TASK TO CARRY OUT: Across the entries below, count the lines in which the word "text" occurs. Reply with the count alone.

Records excerpted from a collection:
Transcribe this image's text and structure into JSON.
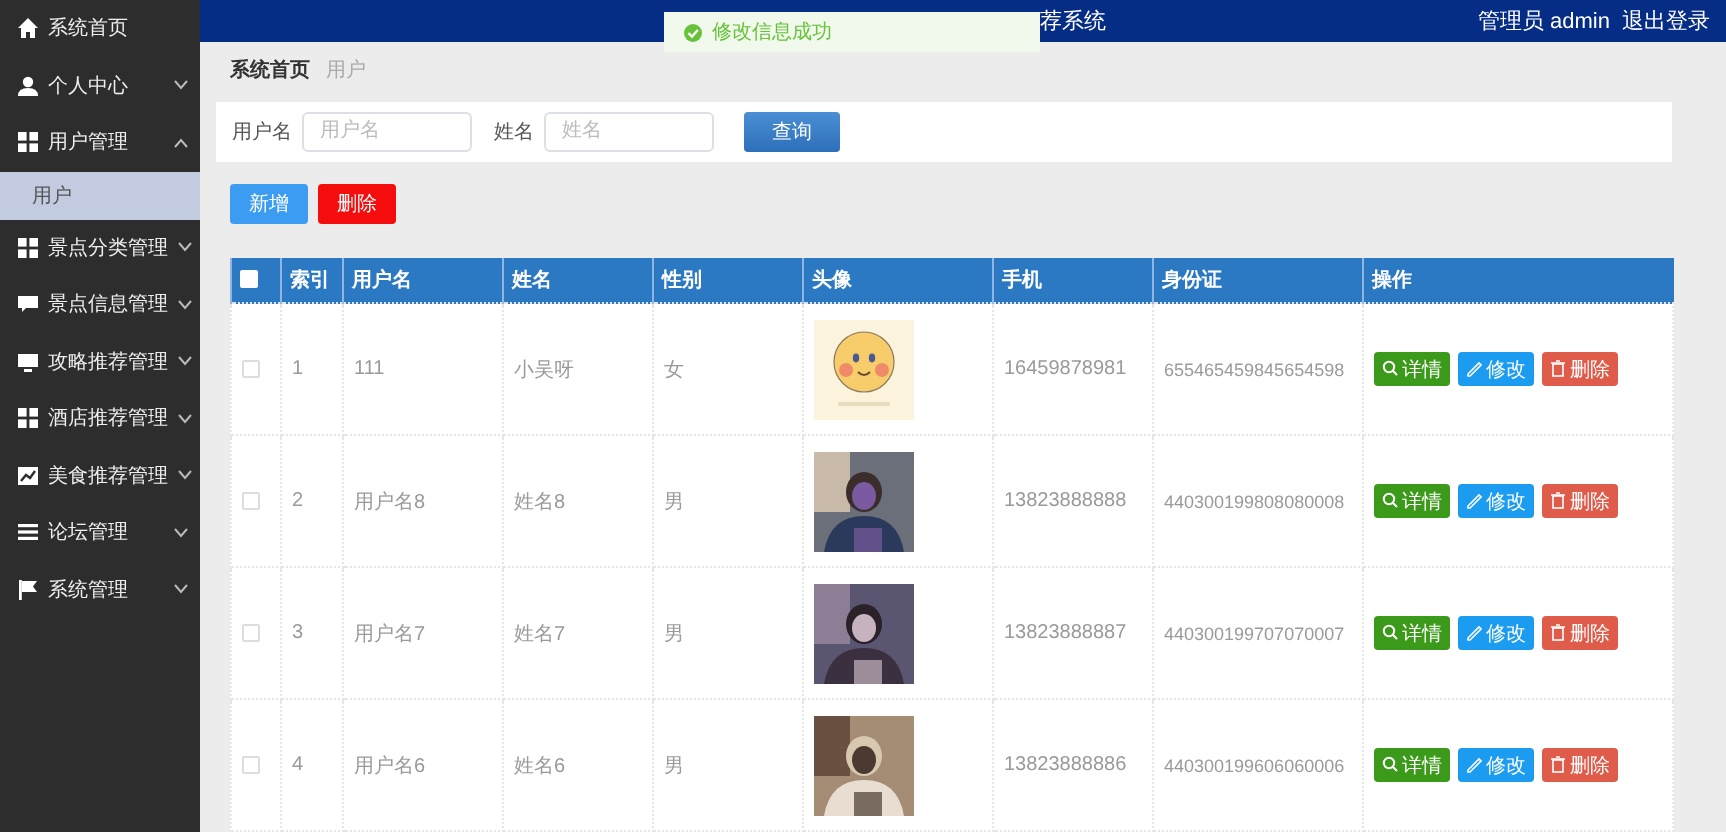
{
  "header": {
    "title": "荐系统",
    "user": "管理员 admin",
    "logout": "退出登录"
  },
  "toast": {
    "text": "修改信息成功"
  },
  "sidebar": {
    "items": [
      {
        "label": "系统首页",
        "kind": "link"
      },
      {
        "label": "个人中心",
        "kind": "menu",
        "expanded": false
      },
      {
        "label": "用户管理",
        "kind": "menu",
        "expanded": true,
        "children": [
          {
            "label": "用户",
            "selected": true
          }
        ]
      },
      {
        "label": "景点分类管理",
        "kind": "menu",
        "expanded": false
      },
      {
        "label": "景点信息管理",
        "kind": "menu",
        "expanded": false
      },
      {
        "label": "攻略推荐管理",
        "kind": "menu",
        "expanded": false
      },
      {
        "label": "酒店推荐管理",
        "kind": "menu",
        "expanded": false
      },
      {
        "label": "美食推荐管理",
        "kind": "menu",
        "expanded": false
      },
      {
        "label": "论坛管理",
        "kind": "menu",
        "expanded": false
      },
      {
        "label": "系统管理",
        "kind": "menu",
        "expanded": false
      }
    ]
  },
  "breadcrumb": [
    "系统首页",
    "用户"
  ],
  "search": {
    "fields": [
      {
        "label": "用户名",
        "placeholder": "用户名"
      },
      {
        "label": "姓名",
        "placeholder": "姓名"
      }
    ],
    "button": "查询"
  },
  "actions": [
    {
      "kind": "add",
      "label": "新增"
    },
    {
      "kind": "delete",
      "label": "删除"
    }
  ],
  "table": {
    "all_checked": false,
    "columns": [
      "索引",
      "用户名",
      "姓名",
      "性别",
      "头像",
      "手机",
      "身份证",
      "操作"
    ],
    "rows": [
      {
        "checked": false,
        "index": "1",
        "username": "111",
        "name": "小吴呀",
        "gender": "女",
        "phone": "16459878981",
        "id_card": "655465459845654598",
        "ops": [
          {
            "kind": "detail",
            "label": "详情"
          },
          {
            "kind": "edit",
            "label": "修改"
          },
          {
            "kind": "remove",
            "label": "删除"
          }
        ]
      },
      {
        "checked": false,
        "index": "2",
        "username": "用户名8",
        "name": "姓名8",
        "gender": "男",
        "phone": "13823888888",
        "id_card": "440300199808080008",
        "ops": [
          {
            "kind": "detail",
            "label": "详情"
          },
          {
            "kind": "edit",
            "label": "修改"
          },
          {
            "kind": "remove",
            "label": "删除"
          }
        ]
      },
      {
        "checked": false,
        "index": "3",
        "username": "用户名7",
        "name": "姓名7",
        "gender": "男",
        "phone": "13823888887",
        "id_card": "440300199707070007",
        "ops": [
          {
            "kind": "detail",
            "label": "详情"
          },
          {
            "kind": "edit",
            "label": "修改"
          },
          {
            "kind": "remove",
            "label": "删除"
          }
        ]
      },
      {
        "checked": false,
        "index": "4",
        "username": "用户名6",
        "name": "姓名6",
        "gender": "男",
        "phone": "13823888886",
        "id_card": "440300199606060006",
        "ops": [
          {
            "kind": "detail",
            "label": "详情"
          },
          {
            "kind": "edit",
            "label": "修改"
          },
          {
            "kind": "remove",
            "label": "删除"
          }
        ]
      }
    ]
  }
}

OUTPUT OF THE TASK: 2